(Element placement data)
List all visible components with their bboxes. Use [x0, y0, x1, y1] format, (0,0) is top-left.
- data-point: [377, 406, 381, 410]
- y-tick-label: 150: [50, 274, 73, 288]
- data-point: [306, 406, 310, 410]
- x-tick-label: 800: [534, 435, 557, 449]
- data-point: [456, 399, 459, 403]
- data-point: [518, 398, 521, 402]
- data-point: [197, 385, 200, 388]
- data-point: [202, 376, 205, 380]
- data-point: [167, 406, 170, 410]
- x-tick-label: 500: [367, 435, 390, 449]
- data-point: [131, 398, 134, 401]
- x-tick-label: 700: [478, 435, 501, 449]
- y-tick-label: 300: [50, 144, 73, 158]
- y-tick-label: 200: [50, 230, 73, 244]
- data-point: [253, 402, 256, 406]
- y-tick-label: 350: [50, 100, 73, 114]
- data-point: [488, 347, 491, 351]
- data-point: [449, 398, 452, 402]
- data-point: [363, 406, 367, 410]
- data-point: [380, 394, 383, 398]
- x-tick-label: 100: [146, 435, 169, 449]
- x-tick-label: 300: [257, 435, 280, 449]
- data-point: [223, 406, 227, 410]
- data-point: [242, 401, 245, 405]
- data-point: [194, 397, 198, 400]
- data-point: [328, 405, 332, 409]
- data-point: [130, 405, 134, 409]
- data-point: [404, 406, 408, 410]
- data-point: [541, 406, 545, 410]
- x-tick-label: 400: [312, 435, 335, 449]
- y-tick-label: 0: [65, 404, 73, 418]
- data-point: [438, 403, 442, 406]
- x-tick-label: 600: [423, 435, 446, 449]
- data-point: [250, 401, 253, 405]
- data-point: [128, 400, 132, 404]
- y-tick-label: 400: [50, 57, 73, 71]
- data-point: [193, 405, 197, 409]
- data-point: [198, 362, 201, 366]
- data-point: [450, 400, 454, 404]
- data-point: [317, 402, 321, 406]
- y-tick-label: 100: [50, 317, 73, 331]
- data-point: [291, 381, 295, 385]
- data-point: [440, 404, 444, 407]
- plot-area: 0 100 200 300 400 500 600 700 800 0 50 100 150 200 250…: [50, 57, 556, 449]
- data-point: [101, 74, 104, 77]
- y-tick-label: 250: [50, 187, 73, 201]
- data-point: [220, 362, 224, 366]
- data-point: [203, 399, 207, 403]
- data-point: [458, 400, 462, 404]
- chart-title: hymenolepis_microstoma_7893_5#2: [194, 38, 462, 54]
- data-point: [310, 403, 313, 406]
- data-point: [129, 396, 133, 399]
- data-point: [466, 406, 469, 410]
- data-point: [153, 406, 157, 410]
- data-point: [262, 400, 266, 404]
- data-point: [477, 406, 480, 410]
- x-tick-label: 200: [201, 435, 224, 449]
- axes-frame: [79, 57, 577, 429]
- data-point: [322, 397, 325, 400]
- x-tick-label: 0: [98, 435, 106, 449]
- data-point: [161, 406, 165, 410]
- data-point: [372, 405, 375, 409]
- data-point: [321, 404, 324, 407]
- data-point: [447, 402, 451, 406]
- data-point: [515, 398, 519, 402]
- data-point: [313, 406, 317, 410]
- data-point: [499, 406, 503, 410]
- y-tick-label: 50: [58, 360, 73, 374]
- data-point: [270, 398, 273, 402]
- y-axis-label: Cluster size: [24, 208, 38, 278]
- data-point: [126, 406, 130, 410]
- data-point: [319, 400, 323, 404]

# TASK GOAL
Duplicate the material from its first line down to and including the line containing "- data-point: [404, 406, 408, 410]", keeping every line identical.

# WRITTEN ANSWER
List all visible components with their bboxes. Use [x0, y0, x1, y1] format, (0,0) is top-left.
- data-point: [377, 406, 381, 410]
- y-tick-label: 150: [50, 274, 73, 288]
- data-point: [306, 406, 310, 410]
- x-tick-label: 800: [534, 435, 557, 449]
- data-point: [456, 399, 459, 403]
- data-point: [518, 398, 521, 402]
- data-point: [197, 385, 200, 388]
- data-point: [202, 376, 205, 380]
- data-point: [167, 406, 170, 410]
- x-tick-label: 500: [367, 435, 390, 449]
- data-point: [131, 398, 134, 401]
- x-tick-label: 700: [478, 435, 501, 449]
- y-tick-label: 300: [50, 144, 73, 158]
- y-tick-label: 200: [50, 230, 73, 244]
- data-point: [253, 402, 256, 406]
- y-tick-label: 350: [50, 100, 73, 114]
- data-point: [488, 347, 491, 351]
- data-point: [449, 398, 452, 402]
- data-point: [363, 406, 367, 410]
- data-point: [380, 394, 383, 398]
- x-tick-label: 100: [146, 435, 169, 449]
- x-tick-label: 300: [257, 435, 280, 449]
- data-point: [223, 406, 227, 410]
- data-point: [242, 401, 245, 405]
- data-point: [194, 397, 198, 400]
- data-point: [328, 405, 332, 409]
- data-point: [130, 405, 134, 409]
- data-point: [404, 406, 408, 410]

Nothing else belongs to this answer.